──────── Stored rows

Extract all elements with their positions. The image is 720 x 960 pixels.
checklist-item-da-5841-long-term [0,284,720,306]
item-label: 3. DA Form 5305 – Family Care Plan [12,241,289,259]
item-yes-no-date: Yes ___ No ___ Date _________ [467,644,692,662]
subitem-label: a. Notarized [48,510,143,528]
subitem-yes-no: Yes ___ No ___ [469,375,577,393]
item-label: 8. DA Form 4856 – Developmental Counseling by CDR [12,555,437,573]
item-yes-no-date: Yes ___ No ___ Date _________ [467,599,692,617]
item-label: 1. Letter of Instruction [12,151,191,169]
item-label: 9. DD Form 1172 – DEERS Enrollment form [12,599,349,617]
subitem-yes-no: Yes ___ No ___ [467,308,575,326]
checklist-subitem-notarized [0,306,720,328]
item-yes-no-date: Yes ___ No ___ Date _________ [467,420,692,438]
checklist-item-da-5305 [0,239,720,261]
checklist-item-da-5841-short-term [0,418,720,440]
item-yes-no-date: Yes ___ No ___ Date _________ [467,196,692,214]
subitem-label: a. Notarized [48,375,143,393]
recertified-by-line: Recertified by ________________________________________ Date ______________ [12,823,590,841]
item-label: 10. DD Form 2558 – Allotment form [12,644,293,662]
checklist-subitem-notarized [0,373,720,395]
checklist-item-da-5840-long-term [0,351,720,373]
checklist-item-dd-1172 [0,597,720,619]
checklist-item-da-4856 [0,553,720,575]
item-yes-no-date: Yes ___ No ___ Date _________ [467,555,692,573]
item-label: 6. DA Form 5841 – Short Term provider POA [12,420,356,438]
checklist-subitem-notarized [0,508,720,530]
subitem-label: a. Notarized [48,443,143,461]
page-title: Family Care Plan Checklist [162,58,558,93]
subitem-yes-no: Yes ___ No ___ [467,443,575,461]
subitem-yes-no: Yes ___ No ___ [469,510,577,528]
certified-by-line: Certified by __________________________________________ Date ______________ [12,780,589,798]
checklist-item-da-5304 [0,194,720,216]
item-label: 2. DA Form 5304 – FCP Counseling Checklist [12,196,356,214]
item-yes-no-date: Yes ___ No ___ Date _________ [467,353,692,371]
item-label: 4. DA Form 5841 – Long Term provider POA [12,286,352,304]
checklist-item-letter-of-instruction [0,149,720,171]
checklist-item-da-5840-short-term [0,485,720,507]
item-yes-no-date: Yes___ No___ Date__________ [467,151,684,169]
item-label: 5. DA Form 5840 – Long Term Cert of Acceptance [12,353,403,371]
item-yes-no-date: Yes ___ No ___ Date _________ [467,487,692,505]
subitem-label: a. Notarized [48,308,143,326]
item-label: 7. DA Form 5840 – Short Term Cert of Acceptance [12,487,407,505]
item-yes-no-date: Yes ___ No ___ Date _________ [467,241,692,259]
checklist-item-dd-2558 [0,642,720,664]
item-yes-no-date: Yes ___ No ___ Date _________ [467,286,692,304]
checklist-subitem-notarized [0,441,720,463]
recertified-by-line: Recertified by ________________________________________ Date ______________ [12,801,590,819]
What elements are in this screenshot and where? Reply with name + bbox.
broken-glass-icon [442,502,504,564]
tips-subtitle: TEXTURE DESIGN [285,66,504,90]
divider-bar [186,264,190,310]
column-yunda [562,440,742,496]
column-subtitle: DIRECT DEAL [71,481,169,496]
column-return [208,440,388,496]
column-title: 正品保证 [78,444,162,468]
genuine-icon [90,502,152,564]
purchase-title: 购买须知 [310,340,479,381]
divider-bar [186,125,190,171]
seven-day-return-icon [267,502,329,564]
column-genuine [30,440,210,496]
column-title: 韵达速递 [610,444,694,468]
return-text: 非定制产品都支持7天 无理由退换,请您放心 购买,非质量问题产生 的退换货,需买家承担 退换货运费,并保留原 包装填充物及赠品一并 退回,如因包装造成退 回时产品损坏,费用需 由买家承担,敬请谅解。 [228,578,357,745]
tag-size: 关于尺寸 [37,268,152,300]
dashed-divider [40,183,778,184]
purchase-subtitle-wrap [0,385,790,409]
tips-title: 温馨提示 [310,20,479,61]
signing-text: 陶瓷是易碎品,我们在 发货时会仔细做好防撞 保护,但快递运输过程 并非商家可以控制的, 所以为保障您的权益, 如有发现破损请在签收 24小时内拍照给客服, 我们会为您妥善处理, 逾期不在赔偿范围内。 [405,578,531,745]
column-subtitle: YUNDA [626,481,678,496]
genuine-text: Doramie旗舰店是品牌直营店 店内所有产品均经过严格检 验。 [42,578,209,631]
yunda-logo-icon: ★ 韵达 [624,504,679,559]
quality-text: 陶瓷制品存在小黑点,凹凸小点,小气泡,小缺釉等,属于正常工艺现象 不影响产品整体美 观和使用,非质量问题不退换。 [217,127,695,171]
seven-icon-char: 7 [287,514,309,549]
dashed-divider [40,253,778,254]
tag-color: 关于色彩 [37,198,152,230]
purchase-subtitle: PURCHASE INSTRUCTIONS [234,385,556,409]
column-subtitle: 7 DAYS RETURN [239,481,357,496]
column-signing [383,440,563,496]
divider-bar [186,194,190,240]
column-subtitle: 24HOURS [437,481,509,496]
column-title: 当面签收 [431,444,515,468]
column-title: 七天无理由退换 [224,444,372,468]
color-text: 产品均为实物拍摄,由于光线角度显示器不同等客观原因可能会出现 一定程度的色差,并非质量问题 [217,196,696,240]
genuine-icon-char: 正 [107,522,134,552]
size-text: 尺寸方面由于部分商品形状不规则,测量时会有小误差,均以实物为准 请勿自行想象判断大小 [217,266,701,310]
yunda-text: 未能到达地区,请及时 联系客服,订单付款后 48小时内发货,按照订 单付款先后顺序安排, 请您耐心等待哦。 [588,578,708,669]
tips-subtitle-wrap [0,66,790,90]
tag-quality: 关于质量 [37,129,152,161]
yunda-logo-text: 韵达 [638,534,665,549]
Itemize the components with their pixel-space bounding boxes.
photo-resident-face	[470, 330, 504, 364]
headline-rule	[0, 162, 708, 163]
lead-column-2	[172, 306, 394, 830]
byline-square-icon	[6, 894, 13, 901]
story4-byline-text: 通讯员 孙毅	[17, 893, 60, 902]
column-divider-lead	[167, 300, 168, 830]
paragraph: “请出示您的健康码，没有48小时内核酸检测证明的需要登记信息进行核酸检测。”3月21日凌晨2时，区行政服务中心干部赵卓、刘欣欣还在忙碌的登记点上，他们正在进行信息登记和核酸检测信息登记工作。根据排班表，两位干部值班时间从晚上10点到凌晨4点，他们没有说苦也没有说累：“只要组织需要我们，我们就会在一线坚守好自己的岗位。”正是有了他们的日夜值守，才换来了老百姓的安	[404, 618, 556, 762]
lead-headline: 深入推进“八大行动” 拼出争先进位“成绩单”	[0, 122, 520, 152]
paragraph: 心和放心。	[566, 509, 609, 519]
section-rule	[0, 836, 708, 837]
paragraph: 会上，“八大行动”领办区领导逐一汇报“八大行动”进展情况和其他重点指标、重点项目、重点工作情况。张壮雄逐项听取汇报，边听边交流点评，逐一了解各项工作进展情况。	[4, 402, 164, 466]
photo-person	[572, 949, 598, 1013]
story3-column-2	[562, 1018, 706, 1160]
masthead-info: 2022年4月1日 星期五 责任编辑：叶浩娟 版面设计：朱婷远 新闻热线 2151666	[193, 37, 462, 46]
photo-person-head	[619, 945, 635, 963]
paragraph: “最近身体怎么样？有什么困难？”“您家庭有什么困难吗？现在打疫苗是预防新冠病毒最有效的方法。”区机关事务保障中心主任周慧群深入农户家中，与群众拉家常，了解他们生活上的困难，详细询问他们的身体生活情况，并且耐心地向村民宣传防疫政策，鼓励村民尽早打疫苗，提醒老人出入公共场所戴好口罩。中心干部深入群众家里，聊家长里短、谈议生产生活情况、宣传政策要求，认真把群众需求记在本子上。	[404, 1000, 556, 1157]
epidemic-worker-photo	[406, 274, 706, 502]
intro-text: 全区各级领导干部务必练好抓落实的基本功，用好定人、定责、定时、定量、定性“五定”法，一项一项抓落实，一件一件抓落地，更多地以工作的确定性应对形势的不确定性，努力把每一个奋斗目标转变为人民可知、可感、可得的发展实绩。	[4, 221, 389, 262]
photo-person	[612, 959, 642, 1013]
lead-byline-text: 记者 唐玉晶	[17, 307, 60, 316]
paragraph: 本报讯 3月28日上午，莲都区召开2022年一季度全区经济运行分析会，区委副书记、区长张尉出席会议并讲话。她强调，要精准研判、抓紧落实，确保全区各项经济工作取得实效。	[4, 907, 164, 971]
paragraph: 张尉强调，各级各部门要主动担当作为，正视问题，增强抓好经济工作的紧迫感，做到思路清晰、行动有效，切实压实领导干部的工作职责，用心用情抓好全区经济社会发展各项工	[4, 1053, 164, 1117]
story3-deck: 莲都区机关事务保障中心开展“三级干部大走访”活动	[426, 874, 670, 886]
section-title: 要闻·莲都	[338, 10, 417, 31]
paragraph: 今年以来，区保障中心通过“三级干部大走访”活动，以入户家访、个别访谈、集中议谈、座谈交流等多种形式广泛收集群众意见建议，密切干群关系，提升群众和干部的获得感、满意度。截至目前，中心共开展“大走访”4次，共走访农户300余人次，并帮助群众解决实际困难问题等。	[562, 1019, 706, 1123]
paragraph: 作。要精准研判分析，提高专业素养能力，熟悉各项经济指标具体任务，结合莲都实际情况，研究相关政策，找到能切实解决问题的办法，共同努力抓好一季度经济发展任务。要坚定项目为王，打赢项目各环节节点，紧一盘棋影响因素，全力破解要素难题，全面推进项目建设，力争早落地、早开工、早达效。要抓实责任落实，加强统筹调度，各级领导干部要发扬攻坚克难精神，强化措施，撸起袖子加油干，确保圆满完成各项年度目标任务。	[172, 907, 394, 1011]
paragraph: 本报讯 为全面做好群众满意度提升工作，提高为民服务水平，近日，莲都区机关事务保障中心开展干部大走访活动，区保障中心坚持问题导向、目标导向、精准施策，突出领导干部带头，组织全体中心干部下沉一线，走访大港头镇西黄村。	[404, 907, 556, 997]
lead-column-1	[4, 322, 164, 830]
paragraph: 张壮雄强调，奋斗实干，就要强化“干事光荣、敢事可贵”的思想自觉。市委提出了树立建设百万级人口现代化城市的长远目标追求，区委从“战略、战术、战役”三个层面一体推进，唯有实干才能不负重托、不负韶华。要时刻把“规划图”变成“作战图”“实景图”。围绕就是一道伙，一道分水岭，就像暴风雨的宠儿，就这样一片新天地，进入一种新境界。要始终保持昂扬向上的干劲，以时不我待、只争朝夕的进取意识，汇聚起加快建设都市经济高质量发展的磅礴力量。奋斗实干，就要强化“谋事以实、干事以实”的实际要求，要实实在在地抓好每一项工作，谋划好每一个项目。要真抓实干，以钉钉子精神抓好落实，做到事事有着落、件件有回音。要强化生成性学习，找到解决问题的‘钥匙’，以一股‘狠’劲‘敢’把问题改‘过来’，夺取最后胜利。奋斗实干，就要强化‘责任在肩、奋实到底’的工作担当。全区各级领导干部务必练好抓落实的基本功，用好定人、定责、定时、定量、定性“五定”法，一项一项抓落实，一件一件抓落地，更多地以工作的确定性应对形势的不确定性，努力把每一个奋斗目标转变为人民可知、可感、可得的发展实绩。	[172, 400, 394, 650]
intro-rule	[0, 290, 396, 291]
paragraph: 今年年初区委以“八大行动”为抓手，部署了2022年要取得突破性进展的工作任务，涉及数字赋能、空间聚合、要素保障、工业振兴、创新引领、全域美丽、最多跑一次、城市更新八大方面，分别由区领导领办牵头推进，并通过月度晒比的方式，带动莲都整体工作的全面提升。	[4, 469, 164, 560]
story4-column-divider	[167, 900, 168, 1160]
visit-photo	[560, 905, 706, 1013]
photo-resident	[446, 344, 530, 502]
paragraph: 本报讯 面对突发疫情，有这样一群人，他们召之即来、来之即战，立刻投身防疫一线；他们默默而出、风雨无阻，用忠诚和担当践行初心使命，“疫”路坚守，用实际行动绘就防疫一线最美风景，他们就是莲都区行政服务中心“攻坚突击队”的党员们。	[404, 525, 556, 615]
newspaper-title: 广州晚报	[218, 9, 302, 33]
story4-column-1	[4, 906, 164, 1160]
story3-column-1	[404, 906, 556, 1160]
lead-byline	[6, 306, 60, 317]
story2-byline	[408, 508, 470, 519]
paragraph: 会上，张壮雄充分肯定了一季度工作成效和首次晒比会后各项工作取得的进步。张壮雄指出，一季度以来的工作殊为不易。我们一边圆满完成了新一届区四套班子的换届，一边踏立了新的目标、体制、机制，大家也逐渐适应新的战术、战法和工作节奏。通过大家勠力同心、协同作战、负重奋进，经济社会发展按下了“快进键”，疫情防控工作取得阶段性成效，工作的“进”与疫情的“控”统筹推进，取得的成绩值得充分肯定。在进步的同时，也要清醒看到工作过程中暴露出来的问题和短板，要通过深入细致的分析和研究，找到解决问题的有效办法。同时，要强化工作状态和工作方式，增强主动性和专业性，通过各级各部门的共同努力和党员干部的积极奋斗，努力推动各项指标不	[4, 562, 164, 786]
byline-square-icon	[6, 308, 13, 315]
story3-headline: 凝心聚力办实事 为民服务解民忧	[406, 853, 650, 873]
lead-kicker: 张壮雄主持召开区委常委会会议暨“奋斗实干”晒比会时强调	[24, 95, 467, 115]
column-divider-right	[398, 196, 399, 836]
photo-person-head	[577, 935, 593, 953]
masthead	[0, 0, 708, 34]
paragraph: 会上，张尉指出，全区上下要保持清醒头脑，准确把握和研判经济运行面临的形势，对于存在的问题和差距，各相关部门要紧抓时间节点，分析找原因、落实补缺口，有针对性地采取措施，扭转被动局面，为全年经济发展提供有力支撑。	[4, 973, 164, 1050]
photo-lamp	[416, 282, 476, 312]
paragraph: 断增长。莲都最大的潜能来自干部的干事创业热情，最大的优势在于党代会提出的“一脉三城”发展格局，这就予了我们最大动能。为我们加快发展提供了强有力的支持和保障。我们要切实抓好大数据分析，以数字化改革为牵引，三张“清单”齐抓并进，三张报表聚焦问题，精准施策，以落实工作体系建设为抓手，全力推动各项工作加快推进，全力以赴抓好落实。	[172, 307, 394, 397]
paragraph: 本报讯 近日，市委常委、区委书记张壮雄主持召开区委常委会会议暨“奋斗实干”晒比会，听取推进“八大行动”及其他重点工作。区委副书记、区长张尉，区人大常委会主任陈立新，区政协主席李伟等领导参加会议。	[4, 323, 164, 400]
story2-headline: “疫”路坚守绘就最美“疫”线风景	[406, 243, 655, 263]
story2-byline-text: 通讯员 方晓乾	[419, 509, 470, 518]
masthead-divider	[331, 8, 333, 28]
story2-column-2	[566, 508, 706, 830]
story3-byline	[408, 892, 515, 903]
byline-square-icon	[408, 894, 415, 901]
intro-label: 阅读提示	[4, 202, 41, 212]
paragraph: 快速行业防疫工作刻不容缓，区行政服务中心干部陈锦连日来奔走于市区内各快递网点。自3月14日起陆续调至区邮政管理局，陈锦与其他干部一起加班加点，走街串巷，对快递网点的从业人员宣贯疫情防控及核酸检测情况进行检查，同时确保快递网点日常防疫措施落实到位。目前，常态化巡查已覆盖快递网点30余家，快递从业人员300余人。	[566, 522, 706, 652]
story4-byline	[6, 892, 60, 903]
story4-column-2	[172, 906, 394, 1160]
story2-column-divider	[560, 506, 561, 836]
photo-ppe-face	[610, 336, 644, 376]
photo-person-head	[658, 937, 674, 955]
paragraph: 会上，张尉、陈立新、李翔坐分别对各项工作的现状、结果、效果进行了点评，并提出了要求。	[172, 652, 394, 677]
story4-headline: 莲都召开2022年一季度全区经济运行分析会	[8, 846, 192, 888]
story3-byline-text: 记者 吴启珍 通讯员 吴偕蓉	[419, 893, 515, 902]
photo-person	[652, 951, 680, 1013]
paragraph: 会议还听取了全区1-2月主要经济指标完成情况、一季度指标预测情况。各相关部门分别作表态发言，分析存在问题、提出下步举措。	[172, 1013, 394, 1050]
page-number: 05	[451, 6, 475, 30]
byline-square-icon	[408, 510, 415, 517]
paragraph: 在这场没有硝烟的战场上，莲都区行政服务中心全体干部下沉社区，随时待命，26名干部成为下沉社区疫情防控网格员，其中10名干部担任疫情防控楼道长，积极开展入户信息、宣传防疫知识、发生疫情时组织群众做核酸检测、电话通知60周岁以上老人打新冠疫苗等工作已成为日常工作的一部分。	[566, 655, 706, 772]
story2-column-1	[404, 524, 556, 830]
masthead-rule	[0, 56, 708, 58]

────────────────

§ **Problem details**:
Copy the material word for word, from its first line through the line containing "subitem-yes-no: Yes ___ No ___ [469,375,577,393]", including both of those lines.

§ **The result**:
Extract all elements with their positions. The image is 720 x 960 pixels.
checklist-item-da-5841-long-term [0,284,720,306]
item-label: 3. DA Form 5305 – Family Care Plan [12,241,289,259]
item-yes-no-date: Yes ___ No ___ Date _________ [467,644,692,662]
subitem-label: a. Notarized [48,510,143,528]
subitem-yes-no: Yes ___ No ___ [469,375,577,393]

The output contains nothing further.